### STATED GOAL
Each entry must be given again exactly; images do not belong in the copy.

### EXERCISE MATERIAL
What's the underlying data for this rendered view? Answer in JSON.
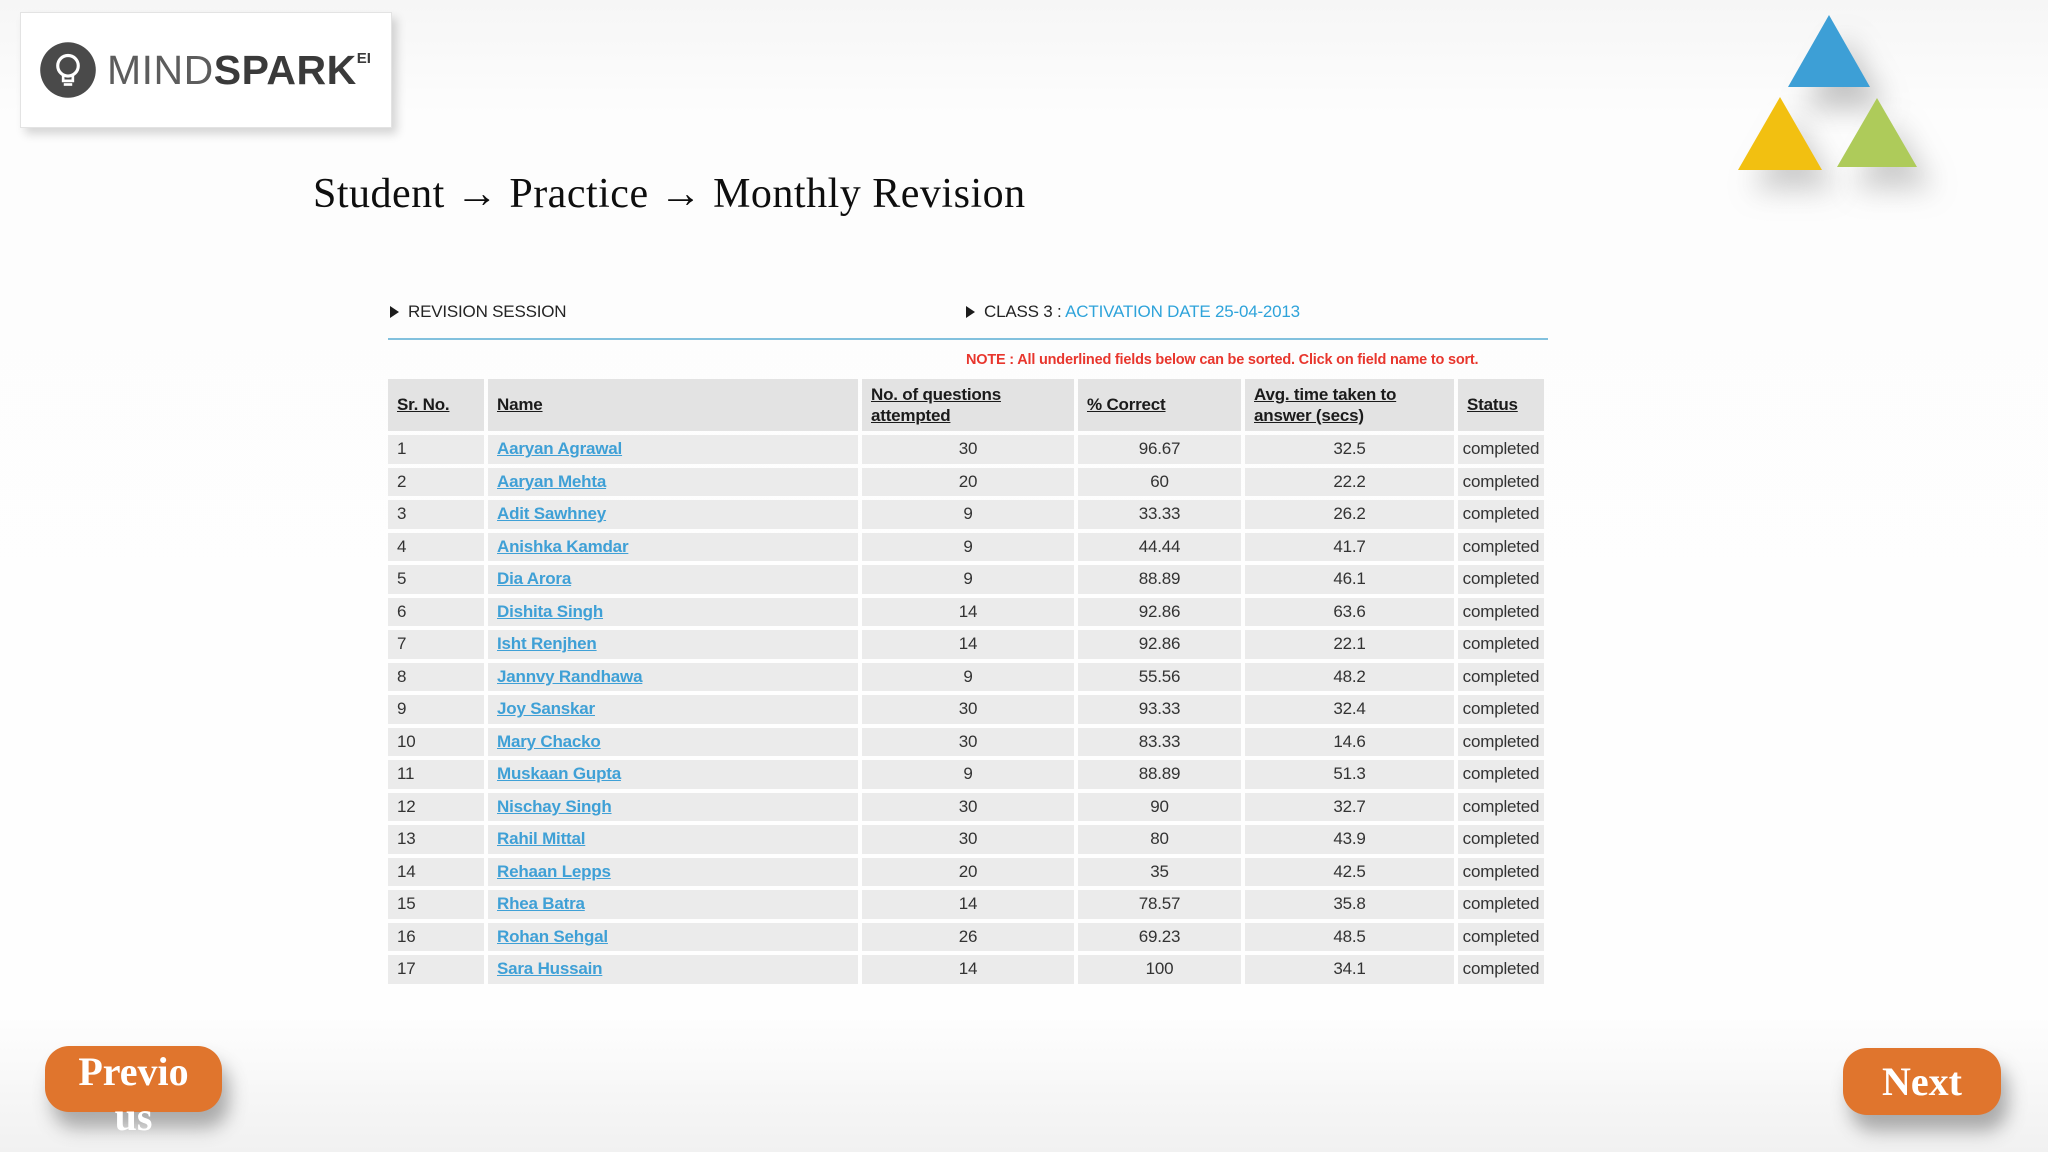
{
  "logo": {
    "brand_light": "MIND",
    "brand_bold": "SPARK",
    "superscript": "EI"
  },
  "title": {
    "text": "Student → Practice → Monthly Revision"
  },
  "panel": {
    "session_label": "REVISION SESSION",
    "class_label": "CLASS 3",
    "separator": " : ",
    "activation_label": "ACTIVATION DATE 25-04-2013",
    "note": "NOTE : All underlined fields below can be sorted. Click on field name to sort."
  },
  "table": {
    "columns": [
      "Sr. No.",
      "Name",
      "No. of questions attempted",
      "% Correct",
      "Avg. time taken to answer (secs)",
      "Status"
    ],
    "rows": [
      [
        "1",
        "Aaryan Agrawal",
        "30",
        "96.67",
        "32.5",
        "completed"
      ],
      [
        "2",
        "Aaryan Mehta",
        "20",
        "60",
        "22.2",
        "completed"
      ],
      [
        "3",
        "Adit Sawhney",
        "9",
        "33.33",
        "26.2",
        "completed"
      ],
      [
        "4",
        "Anishka Kamdar",
        "9",
        "44.44",
        "41.7",
        "completed"
      ],
      [
        "5",
        "Dia Arora",
        "9",
        "88.89",
        "46.1",
        "completed"
      ],
      [
        "6",
        "Dishita Singh",
        "14",
        "92.86",
        "63.6",
        "completed"
      ],
      [
        "7",
        "Isht Renjhen",
        "14",
        "92.86",
        "22.1",
        "completed"
      ],
      [
        "8",
        "Jannvy Randhawa",
        "9",
        "55.56",
        "48.2",
        "completed"
      ],
      [
        "9",
        "Joy Sanskar",
        "30",
        "93.33",
        "32.4",
        "completed"
      ],
      [
        "10",
        "Mary Chacko",
        "30",
        "83.33",
        "14.6",
        "completed"
      ],
      [
        "11",
        "Muskaan Gupta",
        "9",
        "88.89",
        "51.3",
        "completed"
      ],
      [
        "12",
        "Nischay Singh",
        "30",
        "90",
        "32.7",
        "completed"
      ],
      [
        "13",
        "Rahil Mittal",
        "30",
        "80",
        "43.9",
        "completed"
      ],
      [
        "14",
        "Rehaan Lepps",
        "20",
        "35",
        "42.5",
        "completed"
      ],
      [
        "15",
        "Rhea Batra",
        "14",
        "78.57",
        "35.8",
        "completed"
      ],
      [
        "16",
        "Rohan Sehgal",
        "26",
        "69.23",
        "48.5",
        "completed"
      ]
    ],
    "clipped_row": [
      "17",
      "Sara Hussain",
      "14",
      "100",
      "34.1",
      "completed"
    ]
  },
  "nav": {
    "previous_label": "Previous",
    "next_label": "Next"
  },
  "colors": {
    "link_blue": "#3fa0d6",
    "activation_blue": "#2ea3da",
    "rule_blue": "#82c1de",
    "note_red": "#e8362d",
    "button_orange": "#e0752d",
    "header_gray": "#e3e3e3",
    "row_gray": "#ebebeb",
    "triangle_blue": "#3d9fd6",
    "triangle_yellow": "#f2c011",
    "triangle_green": "#aecb5a"
  }
}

### FINAL ANSWER
What's the underlying data for this rendered view? Answer in JSON.
{
  "logo": {
    "brand_light": "MIND",
    "brand_bold": "SPARK",
    "superscript": "EI"
  },
  "title": {
    "text": "Student → Practice → Monthly Revision"
  },
  "panel": {
    "session_label": "REVISION SESSION",
    "class_label": "CLASS 3",
    "separator": " : ",
    "activation_label": "ACTIVATION DATE 25-04-2013",
    "note": "NOTE : All underlined fields below can be sorted. Click on field name to sort."
  },
  "table": {
    "columns": [
      "Sr. No.",
      "Name",
      "No. of questions attempted",
      "% Correct",
      "Avg. time taken to answer (secs)",
      "Status"
    ],
    "rows": [
      [
        "1",
        "Aaryan Agrawal",
        "30",
        "96.67",
        "32.5",
        "completed"
      ],
      [
        "2",
        "Aaryan Mehta",
        "20",
        "60",
        "22.2",
        "completed"
      ],
      [
        "3",
        "Adit Sawhney",
        "9",
        "33.33",
        "26.2",
        "completed"
      ],
      [
        "4",
        "Anishka Kamdar",
        "9",
        "44.44",
        "41.7",
        "completed"
      ],
      [
        "5",
        "Dia Arora",
        "9",
        "88.89",
        "46.1",
        "completed"
      ],
      [
        "6",
        "Dishita Singh",
        "14",
        "92.86",
        "63.6",
        "completed"
      ],
      [
        "7",
        "Isht Renjhen",
        "14",
        "92.86",
        "22.1",
        "completed"
      ],
      [
        "8",
        "Jannvy Randhawa",
        "9",
        "55.56",
        "48.2",
        "completed"
      ],
      [
        "9",
        "Joy Sanskar",
        "30",
        "93.33",
        "32.4",
        "completed"
      ],
      [
        "10",
        "Mary Chacko",
        "30",
        "83.33",
        "14.6",
        "completed"
      ],
      [
        "11",
        "Muskaan Gupta",
        "9",
        "88.89",
        "51.3",
        "completed"
      ],
      [
        "12",
        "Nischay Singh",
        "30",
        "90",
        "32.7",
        "completed"
      ],
      [
        "13",
        "Rahil Mittal",
        "30",
        "80",
        "43.9",
        "completed"
      ],
      [
        "14",
        "Rehaan Lepps",
        "20",
        "35",
        "42.5",
        "completed"
      ],
      [
        "15",
        "Rhea Batra",
        "14",
        "78.57",
        "35.8",
        "completed"
      ],
      [
        "16",
        "Rohan Sehgal",
        "26",
        "69.23",
        "48.5",
        "completed"
      ]
    ],
    "clipped_row": [
      "17",
      "Sara Hussain",
      "14",
      "100",
      "34.1",
      "completed"
    ]
  },
  "nav": {
    "previous_label": "Previous",
    "next_label": "Next"
  },
  "colors": {
    "link_blue": "#3fa0d6",
    "activation_blue": "#2ea3da",
    "rule_blue": "#82c1de",
    "note_red": "#e8362d",
    "button_orange": "#e0752d",
    "header_gray": "#e3e3e3",
    "row_gray": "#ebebeb",
    "triangle_blue": "#3d9fd6",
    "triangle_yellow": "#f2c011",
    "triangle_green": "#aecb5a"
  }
}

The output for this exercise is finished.